Task data>
============

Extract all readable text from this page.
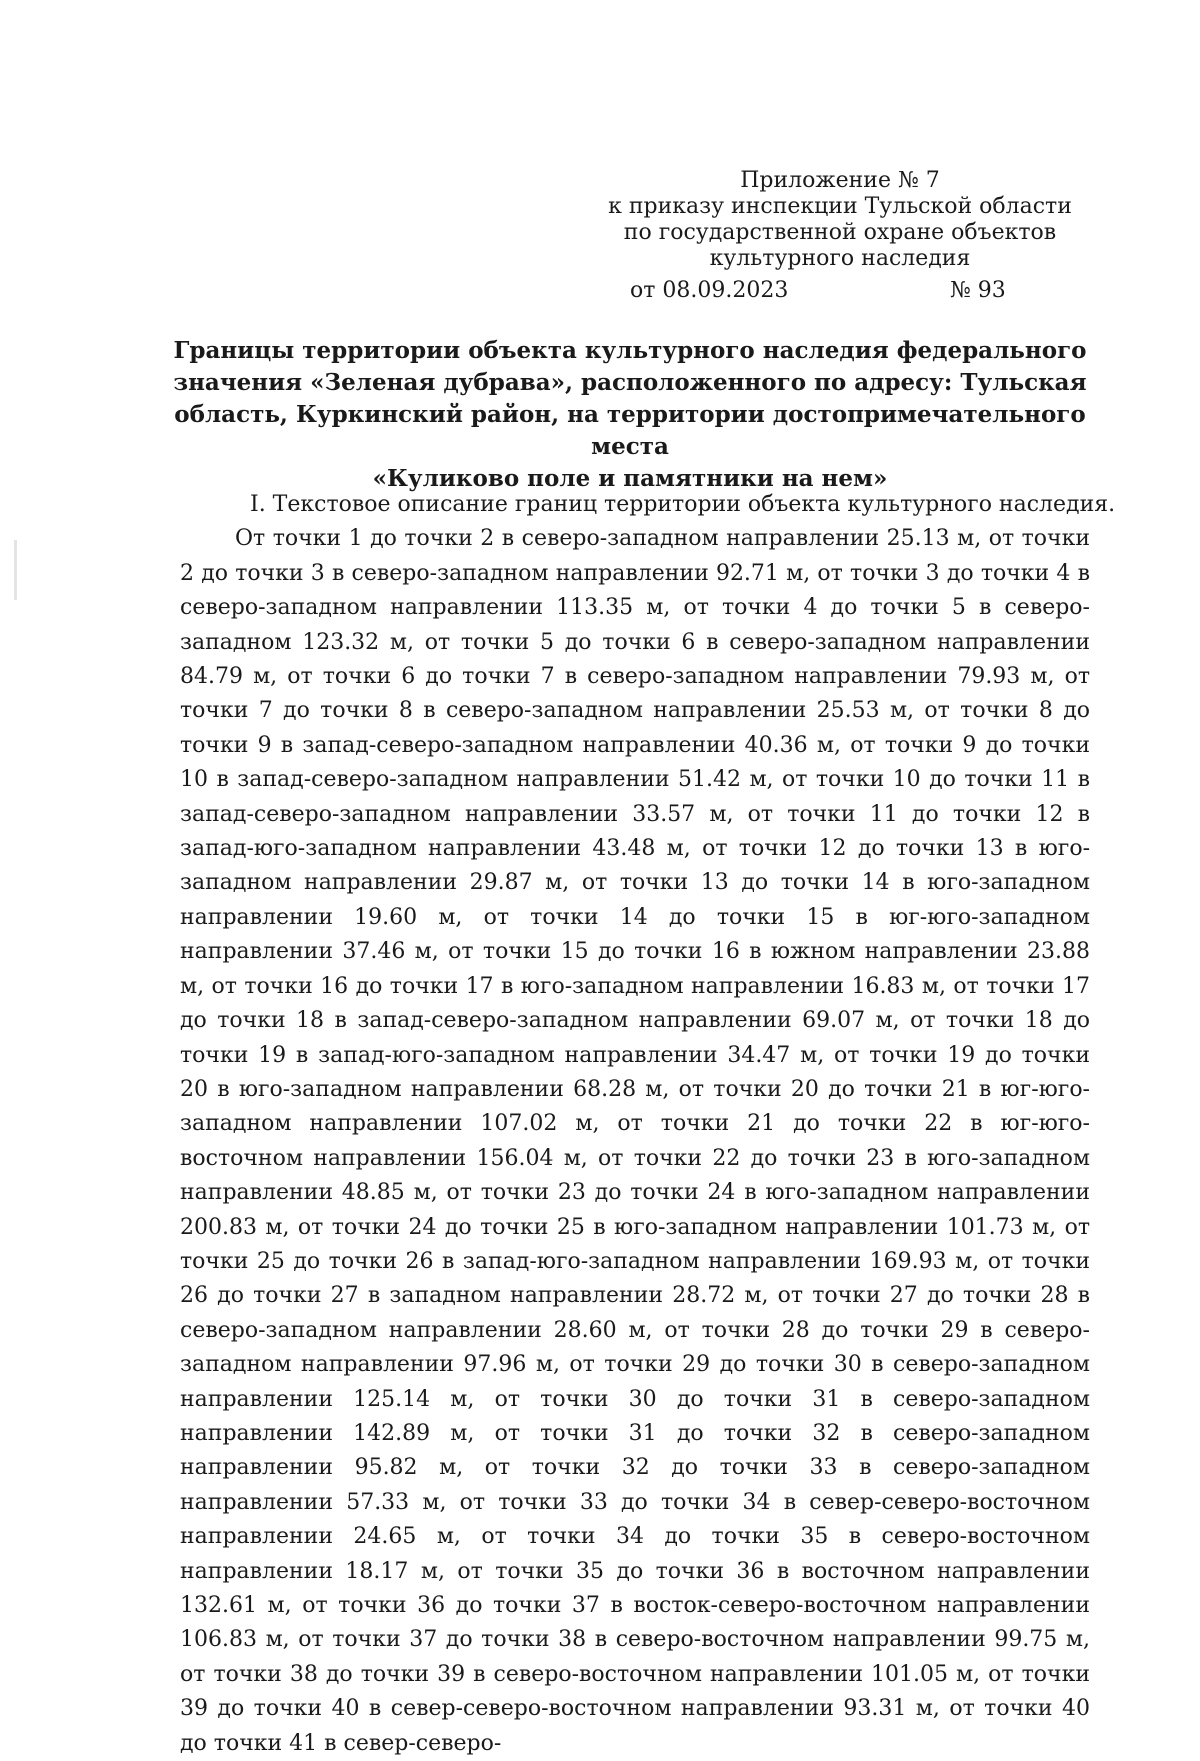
Приложение № 7
к приказу инспекции Тульской области
по государственной охране объектов
культурного наследия
от 08.09.2023	№ 93
Границы территории объекта культурного наследия федерального
значения «Зеленая дубрава», расположенного по адресу: Тульская
область, Куркинский район, на территории достопримечательного места
«Куликово поле и памятники на нем»
I. Текстовое описание границ территории объекта культурного наследия.

От точки 1 до точки 2 в северо-западном направлении 25.13 м, от точки 2 до точки 3 в северо-западном направлении 92.71 м, от точки 3 до точки 4 в северо-западном направлении 113.35 м, от точки 4 до точки 5 в северо-западном 123.32 м, от точки 5 до точки 6 в северо-западном направлении 84.79 м, от точки 6 до точки 7 в северо-западном направлении 79.93 м, от точки 7 до точки 8 в северо-западном направлении 25.53 м, от точки 8 до точки 9 в запад-северо-западном направлении 40.36 м, от точки 9 до точки 10 в запад-северо-западном направлении 51.42 м, от точки 10 до точки 11 в запад-северо-западном направлении 33.57 м, от точки 11 до точки 12 в запад-юго-западном направлении 43.48 м, от точки 12 до точки 13 в юго-западном направлении 29.87 м, от точки 13 до точки 14 в юго-западном направлении 19.60 м, от точки 14 до точки 15 в юг-юго-западном направлении 37.46 м, от точки 15 до точки 16 в южном направлении 23.88 м, от точки 16 до точки 17 в юго-западном направлении 16.83 м, от точки 17 до точки 18 в запад-северо-западном направлении 69.07 м, от точки 18 до точки 19 в запад-юго-западном направлении 34.47 м, от точки 19 до точки 20 в юго-западном направлении 68.28 м, от точки 20 до точки 21 в юг-юго-западном направлении 107.02 м, от точки 21 до точки 22 в юг-юго-восточном направлении 156.04 м, от точки 22 до точки 23 в юго-западном направлении 48.85 м, от точки 23 до точки 24 в юго-западном направлении 200.83 м, от точки 24 до точки 25 в юго-западном направлении 101.73 м, от точки 25 до точки 26 в запад-юго-западном направлении 169.93 м, от точки 26 до точки 27 в западном направлении 28.72 м, от точки 27 до точки 28 в северо-западном направлении 28.60 м, от точки 28 до точки 29 в северо-западном направлении 97.96 м, от точки 29 до точки 30 в северо-западном направлении 125.14 м, от точки 30 до точки 31 в северо-западном направлении 142.89 м, от точки 31 до точки 32 в северо-западном направлении 95.82 м, от точки 32 до точки 33 в северо-западном направлении 57.33 м, от точки 33 до точки 34 в север-северо-восточном направлении 24.65 м, от точки 34 до точки 35 в северо-восточном направлении 18.17 м, от точки 35 до точки 36 в восточном направлении 132.61 м, от точки 36 до точки 37 в восток-северо-восточном направлении 106.83 м, от точки 37 до точки 38 в северо-восточном направлении 99.75 м, от точки 38 до точки 39 в северо-восточном направлении 101.05 м, от точки 39 до точки 40 в север-северо-восточном направлении 93.31 м, от точки 40 до точки 41 в север-северо-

============

What you will do>
Restate the data above word for word. Skip every picture.

Problem solution>
Extract all readable text from this page.
Приложение № 7
к приказу инспекции Тульской области
по государственной охране объектов
культурного наследия
от 08.09.2023	№ 93
Границы территории объекта культурного наследия федерального
значения «Зеленая дубрава», расположенного по адресу: Тульская
область, Куркинский район, на территории достопримечательного места
«Куликово поле и памятники на нем»
I. Текстовое описание границ территории объекта культурного наследия.

От точки 1 до точки 2 в северо-западном направлении 25.13 м, от точки 2 до точки 3 в северо-западном направлении 92.71 м, от точки 3 до точки 4 в северо-западном направлении 113.35 м, от точки 4 до точки 5 в северо-западном 123.32 м, от точки 5 до точки 6 в северо-западном направлении 84.79 м, от точки 6 до точки 7 в северо-западном направлении 79.93 м, от точки 7 до точки 8 в северо-западном направлении 25.53 м, от точки 8 до точки 9 в запад-северо-западном направлении 40.36 м, от точки 9 до точки 10 в запад-северо-западном направлении 51.42 м, от точки 10 до точки 11 в запад-северо-западном направлении 33.57 м, от точки 11 до точки 12 в запад-юго-западном направлении 43.48 м, от точки 12 до точки 13 в юго-западном направлении 29.87 м, от точки 13 до точки 14 в юго-западном направлении 19.60 м, от точки 14 до точки 15 в юг-юго-западном направлении 37.46 м, от точки 15 до точки 16 в южном направлении 23.88 м, от точки 16 до точки 17 в юго-западном направлении 16.83 м, от точки 17 до точки 18 в запад-северо-западном направлении 69.07 м, от точки 18 до точки 19 в запад-юго-западном направлении 34.47 м, от точки 19 до точки 20 в юго-западном направлении 68.28 м, от точки 20 до точки 21 в юг-юго-западном направлении 107.02 м, от точки 21 до точки 22 в юг-юго-восточном направлении 156.04 м, от точки 22 до точки 23 в юго-западном направлении 48.85 м, от точки 23 до точки 24 в юго-западном направлении 200.83 м, от точки 24 до точки 25 в юго-западном направлении 101.73 м, от точки 25 до точки 26 в запад-юго-западном направлении 169.93 м, от точки 26 до точки 27 в западном направлении 28.72 м, от точки 27 до точки 28 в северо-западном направлении 28.60 м, от точки 28 до точки 29 в северо-западном направлении 97.96 м, от точки 29 до точки 30 в северо-западном направлении 125.14 м, от точки 30 до точки 31 в северо-западном направлении 142.89 м, от точки 31 до точки 32 в северо-западном направлении 95.82 м, от точки 32 до точки 33 в северо-западном направлении 57.33 м, от точки 33 до точки 34 в север-северо-восточном направлении 24.65 м, от точки 34 до точки 35 в северо-восточном направлении 18.17 м, от точки 35 до точки 36 в восточном направлении 132.61 м, от точки 36 до точки 37 в восток-северо-восточном направлении 106.83 м, от точки 37 до точки 38 в северо-восточном направлении 99.75 м, от точки 38 до точки 39 в северо-восточном направлении 101.05 м, от точки 39 до точки 40 в север-северо-восточном направлении 93.31 м, от точки 40 до точки 41 в север-северо-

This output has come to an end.